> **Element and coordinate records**
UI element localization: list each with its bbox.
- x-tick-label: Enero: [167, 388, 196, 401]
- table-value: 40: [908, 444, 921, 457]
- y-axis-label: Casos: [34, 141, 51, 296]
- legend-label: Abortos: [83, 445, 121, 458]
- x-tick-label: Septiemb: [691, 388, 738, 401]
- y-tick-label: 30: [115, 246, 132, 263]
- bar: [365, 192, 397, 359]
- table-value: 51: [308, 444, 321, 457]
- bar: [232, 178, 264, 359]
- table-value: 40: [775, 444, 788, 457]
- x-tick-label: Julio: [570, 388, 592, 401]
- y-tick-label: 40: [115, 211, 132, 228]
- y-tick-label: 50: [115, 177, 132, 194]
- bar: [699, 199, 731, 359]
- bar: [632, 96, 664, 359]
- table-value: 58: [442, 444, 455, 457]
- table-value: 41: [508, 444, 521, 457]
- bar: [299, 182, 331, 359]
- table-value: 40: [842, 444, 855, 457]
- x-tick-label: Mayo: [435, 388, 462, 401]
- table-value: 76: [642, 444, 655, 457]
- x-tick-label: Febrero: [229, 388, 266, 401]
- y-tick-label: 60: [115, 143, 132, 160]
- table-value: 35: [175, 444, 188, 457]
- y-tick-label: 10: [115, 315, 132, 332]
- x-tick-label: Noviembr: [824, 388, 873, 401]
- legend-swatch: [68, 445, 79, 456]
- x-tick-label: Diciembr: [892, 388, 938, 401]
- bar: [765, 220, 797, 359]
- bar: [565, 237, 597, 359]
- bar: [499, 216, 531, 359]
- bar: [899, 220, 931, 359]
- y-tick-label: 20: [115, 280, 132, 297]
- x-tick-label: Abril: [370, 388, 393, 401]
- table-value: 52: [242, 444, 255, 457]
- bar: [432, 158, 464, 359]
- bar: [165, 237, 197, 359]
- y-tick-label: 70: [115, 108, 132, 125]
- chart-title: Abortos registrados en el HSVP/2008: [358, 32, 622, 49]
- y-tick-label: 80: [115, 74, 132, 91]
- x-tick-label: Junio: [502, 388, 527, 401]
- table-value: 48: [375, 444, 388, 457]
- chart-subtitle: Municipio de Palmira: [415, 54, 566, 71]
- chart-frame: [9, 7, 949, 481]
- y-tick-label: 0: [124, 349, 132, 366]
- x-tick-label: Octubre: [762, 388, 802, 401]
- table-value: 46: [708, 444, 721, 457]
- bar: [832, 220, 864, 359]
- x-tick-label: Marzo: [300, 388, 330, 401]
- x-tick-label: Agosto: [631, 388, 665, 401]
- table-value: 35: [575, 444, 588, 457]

> **Given instruction**
Give every line of the records above as a JSON list of strings, one string per line, with blank lines left out.

> **Reply to the task**
[
  "UI element localization: list each with its bbox.",
  "- x-tick-label: Enero: [167, 388, 196, 401]",
  "- table-value: 40: [908, 444, 921, 457]",
  "- y-axis-label: Casos: [34, 141, 51, 296]",
  "- legend-label: Abortos: [83, 445, 121, 458]",
  "- x-tick-label: Septiemb: [691, 388, 738, 401]",
  "- y-tick-label: 30: [115, 246, 132, 263]",
  "- bar: [365, 192, 397, 359]",
  "- table-value: 51: [308, 444, 321, 457]",
  "- bar: [232, 178, 264, 359]",
  "- table-value: 40: [775, 444, 788, 457]",
  "- x-tick-label: Julio: [570, 388, 592, 401]",
  "- y-tick-label: 40: [115, 211, 132, 228]",
  "- y-tick-label: 50: [115, 177, 132, 194]",
  "- bar: [699, 199, 731, 359]",
  "- bar: [632, 96, 664, 359]",
  "- table-value: 58: [442, 444, 455, 457]",
  "- table-value: 41: [508, 444, 521, 457]",
  "- bar: [299, 182, 331, 359]",
  "- table-value: 40: [842, 444, 855, 457]",
  "- x-tick-label: Mayo: [435, 388, 462, 401]",
  "- table-value: 76: [642, 444, 655, 457]",
  "- x-tick-label: Febrero: [229, 388, 266, 401]",
  "- y-tick-label: 60: [115, 143, 132, 160]",
  "- table-value: 35: [175, 444, 188, 457]",
  "- y-tick-label: 10: [115, 315, 132, 332]",
  "- x-tick-label: Noviembr: [824, 388, 873, 401]",
  "- legend-swatch: [68, 445, 79, 456]",
  "- x-tick-label: Diciembr: [892, 388, 938, 401]",
  "- bar: [765, 220, 797, 359]",
  "- bar: [565, 237, 597, 359]",
  "- bar: [499, 216, 531, 359]",
  "- bar: [899, 220, 931, 359]",
  "- y-tick-label: 20: [115, 280, 132, 297]",
  "- x-tick-label: Abril: [370, 388, 393, 401]",
  "- table-value: 52: [242, 444, 255, 457]",
  "- bar: [432, 158, 464, 359]",
  "- bar: [165, 237, 197, 359]",
  "- y-tick-label: 70: [115, 108, 132, 125]",
  "- chart-title: Abortos registrados en el HSVP/2008: [358, 32, 622, 49]",
  "- y-tick-label: 80: [115, 74, 132, 91]",
  "- x-tick-label: Junio: [502, 388, 527, 401]",
  "- table-value: 48: [375, 444, 388, 457]",
  "- chart-subtitle: Municipio de Palmira: [415, 54, 566, 71]",
  "- chart-frame: [9, 7, 949, 481]",
  "- y-tick-label: 0: [124, 349, 132, 366]",
  "- x-tick-label: Octubre: [762, 388, 802, 401]",
  "- table-value: 46: [708, 444, 721, 457]",
  "- bar: [832, 220, 864, 359]",
  "- x-tick-label: Marzo: [300, 388, 330, 401]",
  "- x-tick-label: Agosto: [631, 388, 665, 401]",
  "- table-value: 35: [575, 444, 588, 457]"
]